What you should do:
Filter the data below for the string "dimension" and copy each matching line.

======== Material supplied

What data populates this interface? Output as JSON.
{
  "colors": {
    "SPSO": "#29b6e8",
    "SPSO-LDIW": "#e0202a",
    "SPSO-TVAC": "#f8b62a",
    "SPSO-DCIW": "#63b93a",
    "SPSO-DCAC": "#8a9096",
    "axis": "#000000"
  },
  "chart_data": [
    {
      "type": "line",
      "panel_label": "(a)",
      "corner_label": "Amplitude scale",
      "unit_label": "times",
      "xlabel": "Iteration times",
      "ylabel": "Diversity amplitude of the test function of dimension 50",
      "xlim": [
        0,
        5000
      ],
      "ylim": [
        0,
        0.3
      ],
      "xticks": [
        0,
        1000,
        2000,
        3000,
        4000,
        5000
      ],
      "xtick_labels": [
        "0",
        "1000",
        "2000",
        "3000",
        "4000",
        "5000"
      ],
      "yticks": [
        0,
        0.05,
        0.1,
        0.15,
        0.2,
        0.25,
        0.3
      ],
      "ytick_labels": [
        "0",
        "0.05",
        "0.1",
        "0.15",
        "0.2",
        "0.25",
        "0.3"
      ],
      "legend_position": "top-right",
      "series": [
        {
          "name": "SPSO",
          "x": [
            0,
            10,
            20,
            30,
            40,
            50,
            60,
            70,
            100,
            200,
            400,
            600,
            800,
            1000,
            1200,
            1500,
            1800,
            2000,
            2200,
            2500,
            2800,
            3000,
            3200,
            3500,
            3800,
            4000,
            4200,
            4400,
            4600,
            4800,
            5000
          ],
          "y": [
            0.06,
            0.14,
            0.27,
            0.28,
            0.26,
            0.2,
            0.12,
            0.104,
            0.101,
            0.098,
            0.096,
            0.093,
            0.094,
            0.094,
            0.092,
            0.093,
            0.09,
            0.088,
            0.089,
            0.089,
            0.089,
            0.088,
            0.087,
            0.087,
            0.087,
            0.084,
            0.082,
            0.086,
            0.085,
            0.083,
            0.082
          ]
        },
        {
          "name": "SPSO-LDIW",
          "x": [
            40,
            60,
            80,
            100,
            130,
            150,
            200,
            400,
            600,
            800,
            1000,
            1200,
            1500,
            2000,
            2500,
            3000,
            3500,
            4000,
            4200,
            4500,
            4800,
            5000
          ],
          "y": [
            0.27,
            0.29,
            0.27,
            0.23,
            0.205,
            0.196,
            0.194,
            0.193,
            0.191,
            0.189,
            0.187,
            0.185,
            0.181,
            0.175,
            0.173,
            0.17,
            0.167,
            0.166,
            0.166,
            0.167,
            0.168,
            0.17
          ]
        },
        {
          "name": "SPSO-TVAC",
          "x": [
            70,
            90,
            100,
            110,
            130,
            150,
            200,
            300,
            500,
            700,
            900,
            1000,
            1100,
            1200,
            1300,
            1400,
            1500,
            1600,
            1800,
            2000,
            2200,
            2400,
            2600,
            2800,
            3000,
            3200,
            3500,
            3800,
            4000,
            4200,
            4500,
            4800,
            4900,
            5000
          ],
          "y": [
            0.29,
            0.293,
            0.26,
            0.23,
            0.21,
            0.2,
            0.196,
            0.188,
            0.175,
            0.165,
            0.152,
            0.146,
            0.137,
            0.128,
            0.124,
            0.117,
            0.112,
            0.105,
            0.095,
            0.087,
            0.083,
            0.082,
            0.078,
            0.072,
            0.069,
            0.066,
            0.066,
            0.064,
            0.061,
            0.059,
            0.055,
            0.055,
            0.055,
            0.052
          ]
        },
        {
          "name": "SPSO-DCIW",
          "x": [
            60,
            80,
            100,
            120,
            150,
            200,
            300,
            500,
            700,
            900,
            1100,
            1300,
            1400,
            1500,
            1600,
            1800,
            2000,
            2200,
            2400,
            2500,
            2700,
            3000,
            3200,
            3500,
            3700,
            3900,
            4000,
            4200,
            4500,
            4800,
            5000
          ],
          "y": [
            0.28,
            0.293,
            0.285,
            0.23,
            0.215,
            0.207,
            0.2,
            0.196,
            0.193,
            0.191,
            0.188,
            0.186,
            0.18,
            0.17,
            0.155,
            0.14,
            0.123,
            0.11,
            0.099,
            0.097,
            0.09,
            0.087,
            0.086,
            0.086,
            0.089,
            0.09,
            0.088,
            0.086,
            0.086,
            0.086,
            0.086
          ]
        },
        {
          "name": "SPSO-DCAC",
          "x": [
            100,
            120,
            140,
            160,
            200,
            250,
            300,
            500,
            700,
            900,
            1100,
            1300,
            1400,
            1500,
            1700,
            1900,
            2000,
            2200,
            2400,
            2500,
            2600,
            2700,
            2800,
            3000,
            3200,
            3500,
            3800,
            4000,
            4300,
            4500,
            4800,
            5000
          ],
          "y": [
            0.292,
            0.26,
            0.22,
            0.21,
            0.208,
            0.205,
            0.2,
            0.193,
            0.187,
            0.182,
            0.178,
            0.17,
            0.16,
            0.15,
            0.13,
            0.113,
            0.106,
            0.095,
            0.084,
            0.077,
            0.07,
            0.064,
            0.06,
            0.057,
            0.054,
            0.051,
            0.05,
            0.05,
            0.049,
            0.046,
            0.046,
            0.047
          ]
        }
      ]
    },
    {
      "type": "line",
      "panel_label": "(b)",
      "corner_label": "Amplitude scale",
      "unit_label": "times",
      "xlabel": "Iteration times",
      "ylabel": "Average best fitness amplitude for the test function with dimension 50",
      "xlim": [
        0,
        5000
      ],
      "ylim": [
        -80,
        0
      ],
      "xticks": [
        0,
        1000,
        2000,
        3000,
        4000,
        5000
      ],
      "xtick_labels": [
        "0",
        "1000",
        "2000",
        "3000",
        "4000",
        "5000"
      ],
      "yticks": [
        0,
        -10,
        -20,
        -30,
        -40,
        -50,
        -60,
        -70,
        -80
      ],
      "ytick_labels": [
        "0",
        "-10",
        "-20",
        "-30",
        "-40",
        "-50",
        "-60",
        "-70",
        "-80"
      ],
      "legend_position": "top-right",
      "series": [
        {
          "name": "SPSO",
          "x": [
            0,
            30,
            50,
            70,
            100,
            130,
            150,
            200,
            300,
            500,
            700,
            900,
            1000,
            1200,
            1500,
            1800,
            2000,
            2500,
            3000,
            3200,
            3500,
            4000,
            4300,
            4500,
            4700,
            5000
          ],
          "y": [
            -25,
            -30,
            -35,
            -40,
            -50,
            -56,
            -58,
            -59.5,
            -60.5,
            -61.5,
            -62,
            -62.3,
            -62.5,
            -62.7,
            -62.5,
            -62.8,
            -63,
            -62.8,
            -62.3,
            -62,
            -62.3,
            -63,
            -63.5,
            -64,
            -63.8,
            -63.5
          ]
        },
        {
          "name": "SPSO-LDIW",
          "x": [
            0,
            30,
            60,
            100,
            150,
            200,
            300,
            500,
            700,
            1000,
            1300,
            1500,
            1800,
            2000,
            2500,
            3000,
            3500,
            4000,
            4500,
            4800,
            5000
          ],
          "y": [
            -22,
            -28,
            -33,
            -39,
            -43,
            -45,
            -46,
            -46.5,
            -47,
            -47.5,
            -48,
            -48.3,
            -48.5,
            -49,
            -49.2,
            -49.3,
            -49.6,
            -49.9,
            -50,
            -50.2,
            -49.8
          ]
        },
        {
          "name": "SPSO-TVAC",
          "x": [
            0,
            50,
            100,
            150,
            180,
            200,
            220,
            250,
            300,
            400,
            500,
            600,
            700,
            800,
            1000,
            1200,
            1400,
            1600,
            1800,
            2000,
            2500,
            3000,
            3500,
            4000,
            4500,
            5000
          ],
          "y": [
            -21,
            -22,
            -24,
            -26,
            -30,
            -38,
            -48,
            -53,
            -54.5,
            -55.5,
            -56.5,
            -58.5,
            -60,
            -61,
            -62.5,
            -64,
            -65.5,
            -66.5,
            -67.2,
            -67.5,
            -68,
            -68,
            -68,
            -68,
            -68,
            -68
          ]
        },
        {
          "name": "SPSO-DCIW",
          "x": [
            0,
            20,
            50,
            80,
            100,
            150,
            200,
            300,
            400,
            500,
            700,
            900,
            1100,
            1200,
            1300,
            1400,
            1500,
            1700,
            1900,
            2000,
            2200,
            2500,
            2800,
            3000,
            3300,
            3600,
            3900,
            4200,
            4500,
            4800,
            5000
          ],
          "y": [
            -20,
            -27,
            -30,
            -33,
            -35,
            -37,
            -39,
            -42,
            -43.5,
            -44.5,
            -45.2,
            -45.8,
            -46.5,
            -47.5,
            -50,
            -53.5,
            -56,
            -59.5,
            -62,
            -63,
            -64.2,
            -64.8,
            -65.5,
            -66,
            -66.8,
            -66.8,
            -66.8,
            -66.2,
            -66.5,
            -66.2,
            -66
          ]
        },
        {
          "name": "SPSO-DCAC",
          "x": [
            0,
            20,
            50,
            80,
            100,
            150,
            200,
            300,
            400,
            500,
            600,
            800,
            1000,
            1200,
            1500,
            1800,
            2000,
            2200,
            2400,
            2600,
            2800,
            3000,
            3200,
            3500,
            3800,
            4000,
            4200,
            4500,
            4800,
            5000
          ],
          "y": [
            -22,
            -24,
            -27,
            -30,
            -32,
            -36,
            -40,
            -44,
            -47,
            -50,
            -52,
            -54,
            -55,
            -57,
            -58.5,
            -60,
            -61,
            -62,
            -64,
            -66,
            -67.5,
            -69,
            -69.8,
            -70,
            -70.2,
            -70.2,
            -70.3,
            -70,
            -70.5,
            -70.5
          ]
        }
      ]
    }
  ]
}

================

Solution to this task:
      "ylabel": "Diversity amplitude of the test function of dimension 50",
      "ylabel": "Average best fitness amplitude for the test function with dimension 50",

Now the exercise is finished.